◆ **What needs to be done**
Below are the records; locate each line with the word "REPUBLIQUE" and copy it.

◆ **Source records**
* BEGIN *

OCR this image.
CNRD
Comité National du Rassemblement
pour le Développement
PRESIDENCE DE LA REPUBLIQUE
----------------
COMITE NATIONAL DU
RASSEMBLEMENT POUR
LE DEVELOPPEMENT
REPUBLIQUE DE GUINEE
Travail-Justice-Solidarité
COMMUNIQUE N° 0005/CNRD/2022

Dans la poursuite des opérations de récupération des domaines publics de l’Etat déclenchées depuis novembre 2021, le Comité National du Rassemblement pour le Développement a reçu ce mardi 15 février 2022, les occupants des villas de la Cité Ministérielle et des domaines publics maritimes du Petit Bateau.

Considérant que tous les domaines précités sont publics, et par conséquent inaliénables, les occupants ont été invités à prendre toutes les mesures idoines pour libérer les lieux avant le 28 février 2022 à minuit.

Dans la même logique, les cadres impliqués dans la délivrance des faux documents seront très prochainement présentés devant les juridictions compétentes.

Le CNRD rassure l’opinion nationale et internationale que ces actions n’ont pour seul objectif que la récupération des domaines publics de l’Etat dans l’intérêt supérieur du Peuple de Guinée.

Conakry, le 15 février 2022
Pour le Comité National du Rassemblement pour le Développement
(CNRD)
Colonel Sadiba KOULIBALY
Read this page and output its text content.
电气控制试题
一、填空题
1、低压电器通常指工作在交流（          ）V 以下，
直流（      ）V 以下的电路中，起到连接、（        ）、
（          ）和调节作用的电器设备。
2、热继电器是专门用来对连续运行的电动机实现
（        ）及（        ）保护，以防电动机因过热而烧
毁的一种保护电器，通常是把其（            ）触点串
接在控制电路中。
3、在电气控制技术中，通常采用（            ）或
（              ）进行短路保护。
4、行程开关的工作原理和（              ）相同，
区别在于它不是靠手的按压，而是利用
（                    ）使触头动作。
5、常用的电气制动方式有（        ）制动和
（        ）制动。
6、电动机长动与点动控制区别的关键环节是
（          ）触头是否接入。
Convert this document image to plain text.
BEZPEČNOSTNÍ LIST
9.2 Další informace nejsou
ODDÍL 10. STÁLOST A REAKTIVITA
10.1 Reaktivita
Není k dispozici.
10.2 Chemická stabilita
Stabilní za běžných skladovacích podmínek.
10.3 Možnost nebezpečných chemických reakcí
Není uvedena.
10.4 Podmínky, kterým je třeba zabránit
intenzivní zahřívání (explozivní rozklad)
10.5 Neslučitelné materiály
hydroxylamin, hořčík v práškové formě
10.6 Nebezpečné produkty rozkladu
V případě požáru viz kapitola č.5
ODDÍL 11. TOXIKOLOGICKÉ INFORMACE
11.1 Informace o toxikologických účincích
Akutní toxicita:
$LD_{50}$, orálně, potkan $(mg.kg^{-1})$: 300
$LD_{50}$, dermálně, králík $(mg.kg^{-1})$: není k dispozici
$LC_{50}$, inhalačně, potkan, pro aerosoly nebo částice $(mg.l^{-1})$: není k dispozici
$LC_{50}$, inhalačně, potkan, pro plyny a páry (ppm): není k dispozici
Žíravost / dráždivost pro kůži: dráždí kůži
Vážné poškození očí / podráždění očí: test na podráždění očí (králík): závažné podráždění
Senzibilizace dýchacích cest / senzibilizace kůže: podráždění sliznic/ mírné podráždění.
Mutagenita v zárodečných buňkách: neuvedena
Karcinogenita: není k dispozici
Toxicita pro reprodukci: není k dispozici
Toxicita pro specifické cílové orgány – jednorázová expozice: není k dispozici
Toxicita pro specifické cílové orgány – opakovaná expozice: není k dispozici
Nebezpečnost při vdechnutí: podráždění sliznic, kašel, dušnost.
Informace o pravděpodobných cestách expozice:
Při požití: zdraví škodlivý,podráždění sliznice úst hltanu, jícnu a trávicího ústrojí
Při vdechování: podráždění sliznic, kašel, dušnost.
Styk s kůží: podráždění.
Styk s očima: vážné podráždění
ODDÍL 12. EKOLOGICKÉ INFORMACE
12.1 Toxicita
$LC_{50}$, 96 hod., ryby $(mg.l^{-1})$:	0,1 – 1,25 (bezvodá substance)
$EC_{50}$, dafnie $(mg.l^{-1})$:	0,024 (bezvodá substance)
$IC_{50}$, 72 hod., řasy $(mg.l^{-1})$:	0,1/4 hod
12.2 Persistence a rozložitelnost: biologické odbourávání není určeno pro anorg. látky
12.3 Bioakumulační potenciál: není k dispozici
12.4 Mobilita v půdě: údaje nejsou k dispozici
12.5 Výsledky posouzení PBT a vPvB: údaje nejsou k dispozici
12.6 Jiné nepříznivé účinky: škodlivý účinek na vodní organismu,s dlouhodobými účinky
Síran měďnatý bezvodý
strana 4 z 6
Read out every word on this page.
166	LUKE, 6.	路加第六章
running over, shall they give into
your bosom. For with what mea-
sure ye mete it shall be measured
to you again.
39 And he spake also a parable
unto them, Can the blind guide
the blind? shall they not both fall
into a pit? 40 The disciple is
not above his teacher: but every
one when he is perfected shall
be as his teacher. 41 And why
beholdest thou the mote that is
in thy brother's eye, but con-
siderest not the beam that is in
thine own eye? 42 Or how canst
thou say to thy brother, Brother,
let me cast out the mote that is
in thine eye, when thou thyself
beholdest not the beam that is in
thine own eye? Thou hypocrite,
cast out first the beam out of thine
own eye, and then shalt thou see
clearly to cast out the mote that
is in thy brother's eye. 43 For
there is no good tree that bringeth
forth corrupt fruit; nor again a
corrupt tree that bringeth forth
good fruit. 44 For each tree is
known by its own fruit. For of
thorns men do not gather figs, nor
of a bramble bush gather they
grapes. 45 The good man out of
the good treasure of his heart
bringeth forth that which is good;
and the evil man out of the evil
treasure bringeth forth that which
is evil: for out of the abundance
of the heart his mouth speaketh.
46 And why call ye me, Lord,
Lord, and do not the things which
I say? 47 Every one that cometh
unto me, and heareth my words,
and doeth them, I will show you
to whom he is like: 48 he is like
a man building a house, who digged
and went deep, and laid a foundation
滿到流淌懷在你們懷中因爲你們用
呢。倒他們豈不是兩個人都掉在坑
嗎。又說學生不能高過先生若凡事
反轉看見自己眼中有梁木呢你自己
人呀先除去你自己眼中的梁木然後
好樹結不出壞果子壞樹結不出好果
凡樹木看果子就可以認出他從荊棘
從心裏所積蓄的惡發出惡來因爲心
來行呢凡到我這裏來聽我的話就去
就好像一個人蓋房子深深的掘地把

* END *

◆ **Written answer**
PRESIDENCE DE LA REPUBLIQUE
REPUBLIQUE DE GUINEE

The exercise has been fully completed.